## Brief
Your answer is a single number: how many lines hold the word "ffffff"?

======== Data for processing ========

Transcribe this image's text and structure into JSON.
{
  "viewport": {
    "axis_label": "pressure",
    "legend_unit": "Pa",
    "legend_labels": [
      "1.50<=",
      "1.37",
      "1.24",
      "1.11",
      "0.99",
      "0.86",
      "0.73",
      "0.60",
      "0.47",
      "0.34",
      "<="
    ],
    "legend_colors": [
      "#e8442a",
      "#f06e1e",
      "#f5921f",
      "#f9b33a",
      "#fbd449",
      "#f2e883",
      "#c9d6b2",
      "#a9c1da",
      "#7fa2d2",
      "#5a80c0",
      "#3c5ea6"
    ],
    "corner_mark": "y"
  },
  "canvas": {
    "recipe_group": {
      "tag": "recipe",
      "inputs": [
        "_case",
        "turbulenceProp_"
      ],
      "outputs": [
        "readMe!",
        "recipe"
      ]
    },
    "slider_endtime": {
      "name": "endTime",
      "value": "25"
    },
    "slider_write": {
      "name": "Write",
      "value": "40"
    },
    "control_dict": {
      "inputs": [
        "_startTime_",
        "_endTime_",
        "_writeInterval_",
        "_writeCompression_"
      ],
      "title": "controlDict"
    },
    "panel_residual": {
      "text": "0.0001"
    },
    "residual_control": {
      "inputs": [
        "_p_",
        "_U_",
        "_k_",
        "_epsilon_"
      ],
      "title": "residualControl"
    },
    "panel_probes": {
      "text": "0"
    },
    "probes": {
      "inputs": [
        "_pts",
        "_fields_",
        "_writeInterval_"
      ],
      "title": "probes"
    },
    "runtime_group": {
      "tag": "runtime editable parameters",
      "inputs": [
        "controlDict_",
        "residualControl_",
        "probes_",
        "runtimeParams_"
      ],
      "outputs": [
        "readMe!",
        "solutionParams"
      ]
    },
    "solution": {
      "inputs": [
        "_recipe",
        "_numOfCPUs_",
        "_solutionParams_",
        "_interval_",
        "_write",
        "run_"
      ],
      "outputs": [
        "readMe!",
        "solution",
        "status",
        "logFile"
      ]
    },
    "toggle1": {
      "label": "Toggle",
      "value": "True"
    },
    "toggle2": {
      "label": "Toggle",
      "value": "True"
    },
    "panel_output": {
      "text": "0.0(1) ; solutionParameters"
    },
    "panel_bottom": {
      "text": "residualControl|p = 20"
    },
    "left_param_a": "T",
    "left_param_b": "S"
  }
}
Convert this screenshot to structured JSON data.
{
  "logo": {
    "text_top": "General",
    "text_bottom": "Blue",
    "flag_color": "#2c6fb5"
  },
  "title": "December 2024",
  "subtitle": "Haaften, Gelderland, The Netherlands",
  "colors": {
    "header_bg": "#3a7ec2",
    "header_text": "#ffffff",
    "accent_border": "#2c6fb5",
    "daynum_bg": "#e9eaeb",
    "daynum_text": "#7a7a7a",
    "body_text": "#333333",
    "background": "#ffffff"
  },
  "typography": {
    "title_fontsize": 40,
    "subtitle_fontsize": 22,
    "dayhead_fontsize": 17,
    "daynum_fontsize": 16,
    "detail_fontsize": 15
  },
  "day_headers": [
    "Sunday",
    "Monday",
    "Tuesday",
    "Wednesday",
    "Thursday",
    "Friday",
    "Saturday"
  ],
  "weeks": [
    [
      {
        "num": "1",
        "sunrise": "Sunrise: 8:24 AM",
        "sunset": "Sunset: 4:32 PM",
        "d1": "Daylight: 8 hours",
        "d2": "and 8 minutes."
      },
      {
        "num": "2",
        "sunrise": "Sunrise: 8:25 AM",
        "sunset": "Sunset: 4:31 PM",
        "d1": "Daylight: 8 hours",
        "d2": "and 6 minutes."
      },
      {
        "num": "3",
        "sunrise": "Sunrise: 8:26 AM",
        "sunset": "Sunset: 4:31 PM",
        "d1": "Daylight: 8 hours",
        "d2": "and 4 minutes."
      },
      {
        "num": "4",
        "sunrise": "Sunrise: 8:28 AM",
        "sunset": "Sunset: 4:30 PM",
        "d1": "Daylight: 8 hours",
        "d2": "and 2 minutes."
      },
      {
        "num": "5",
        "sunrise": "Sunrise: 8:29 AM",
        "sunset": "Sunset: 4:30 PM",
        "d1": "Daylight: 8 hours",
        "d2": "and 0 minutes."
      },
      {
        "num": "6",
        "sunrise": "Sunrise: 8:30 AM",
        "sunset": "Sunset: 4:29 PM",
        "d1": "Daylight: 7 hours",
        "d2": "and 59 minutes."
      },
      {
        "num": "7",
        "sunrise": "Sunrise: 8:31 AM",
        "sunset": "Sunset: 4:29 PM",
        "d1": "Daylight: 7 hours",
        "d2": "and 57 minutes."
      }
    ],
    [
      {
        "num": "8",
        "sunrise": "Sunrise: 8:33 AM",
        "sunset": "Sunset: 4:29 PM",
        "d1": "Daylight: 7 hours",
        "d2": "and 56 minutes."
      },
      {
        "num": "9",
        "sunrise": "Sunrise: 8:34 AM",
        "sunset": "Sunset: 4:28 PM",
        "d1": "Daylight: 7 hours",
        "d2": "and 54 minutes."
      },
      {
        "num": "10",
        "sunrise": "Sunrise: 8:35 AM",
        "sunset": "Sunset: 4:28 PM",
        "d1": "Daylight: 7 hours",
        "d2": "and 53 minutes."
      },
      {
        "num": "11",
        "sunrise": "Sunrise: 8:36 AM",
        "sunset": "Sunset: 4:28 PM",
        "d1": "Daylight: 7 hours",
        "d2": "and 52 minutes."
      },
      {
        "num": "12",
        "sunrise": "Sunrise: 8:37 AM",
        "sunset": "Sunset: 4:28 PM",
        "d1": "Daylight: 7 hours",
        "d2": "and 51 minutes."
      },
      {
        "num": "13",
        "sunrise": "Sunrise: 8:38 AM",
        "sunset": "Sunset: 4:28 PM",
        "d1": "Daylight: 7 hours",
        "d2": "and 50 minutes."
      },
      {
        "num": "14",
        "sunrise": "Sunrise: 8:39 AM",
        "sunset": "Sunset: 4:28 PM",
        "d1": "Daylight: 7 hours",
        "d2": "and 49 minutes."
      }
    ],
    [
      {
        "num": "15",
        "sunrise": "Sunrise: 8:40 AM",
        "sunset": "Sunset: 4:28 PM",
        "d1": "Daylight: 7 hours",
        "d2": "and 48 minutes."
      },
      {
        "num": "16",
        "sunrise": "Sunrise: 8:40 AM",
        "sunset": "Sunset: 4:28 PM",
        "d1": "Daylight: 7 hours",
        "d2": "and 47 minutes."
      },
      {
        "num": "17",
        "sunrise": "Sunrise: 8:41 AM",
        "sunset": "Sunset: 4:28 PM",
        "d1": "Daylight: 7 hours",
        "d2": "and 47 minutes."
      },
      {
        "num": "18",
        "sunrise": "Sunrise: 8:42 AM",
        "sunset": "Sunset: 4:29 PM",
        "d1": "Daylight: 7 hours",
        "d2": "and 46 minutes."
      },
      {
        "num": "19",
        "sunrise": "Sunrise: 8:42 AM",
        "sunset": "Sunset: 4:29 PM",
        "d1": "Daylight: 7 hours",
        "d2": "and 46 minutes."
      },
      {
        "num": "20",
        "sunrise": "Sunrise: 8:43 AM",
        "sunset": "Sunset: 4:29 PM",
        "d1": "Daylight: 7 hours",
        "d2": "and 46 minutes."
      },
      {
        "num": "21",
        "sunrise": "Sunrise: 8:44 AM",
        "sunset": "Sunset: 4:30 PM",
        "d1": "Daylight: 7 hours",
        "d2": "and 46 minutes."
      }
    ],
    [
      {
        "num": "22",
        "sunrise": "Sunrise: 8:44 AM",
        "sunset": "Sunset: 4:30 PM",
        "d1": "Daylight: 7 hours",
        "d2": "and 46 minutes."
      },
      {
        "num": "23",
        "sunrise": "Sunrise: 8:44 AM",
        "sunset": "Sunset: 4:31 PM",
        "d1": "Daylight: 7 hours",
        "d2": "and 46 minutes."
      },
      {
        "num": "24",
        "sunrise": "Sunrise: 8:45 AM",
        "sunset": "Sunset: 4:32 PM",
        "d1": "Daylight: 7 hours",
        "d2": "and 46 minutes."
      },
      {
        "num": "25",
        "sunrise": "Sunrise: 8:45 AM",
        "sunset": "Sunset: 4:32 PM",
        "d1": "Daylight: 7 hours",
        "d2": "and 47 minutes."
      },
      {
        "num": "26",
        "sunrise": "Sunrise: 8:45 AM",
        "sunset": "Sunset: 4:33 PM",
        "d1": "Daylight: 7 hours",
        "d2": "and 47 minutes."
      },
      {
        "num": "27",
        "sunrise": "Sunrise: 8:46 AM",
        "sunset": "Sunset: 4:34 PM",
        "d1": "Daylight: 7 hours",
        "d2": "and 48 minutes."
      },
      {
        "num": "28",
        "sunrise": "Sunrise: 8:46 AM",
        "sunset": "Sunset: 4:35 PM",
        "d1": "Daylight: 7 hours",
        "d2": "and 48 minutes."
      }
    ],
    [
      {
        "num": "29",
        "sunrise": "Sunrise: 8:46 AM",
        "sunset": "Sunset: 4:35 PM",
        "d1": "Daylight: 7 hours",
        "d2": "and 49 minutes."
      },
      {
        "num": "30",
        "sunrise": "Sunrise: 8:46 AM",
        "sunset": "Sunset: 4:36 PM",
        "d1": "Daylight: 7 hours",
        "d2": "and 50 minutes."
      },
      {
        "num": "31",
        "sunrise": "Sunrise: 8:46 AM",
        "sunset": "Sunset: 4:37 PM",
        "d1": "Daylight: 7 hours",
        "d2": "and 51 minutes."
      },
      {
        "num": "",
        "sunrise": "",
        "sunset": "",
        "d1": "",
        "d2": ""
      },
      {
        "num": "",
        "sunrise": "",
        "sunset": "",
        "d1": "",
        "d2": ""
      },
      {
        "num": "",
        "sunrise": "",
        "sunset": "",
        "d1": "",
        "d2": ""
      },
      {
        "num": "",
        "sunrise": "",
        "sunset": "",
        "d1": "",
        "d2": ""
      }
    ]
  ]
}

========

## Result of the exercise
2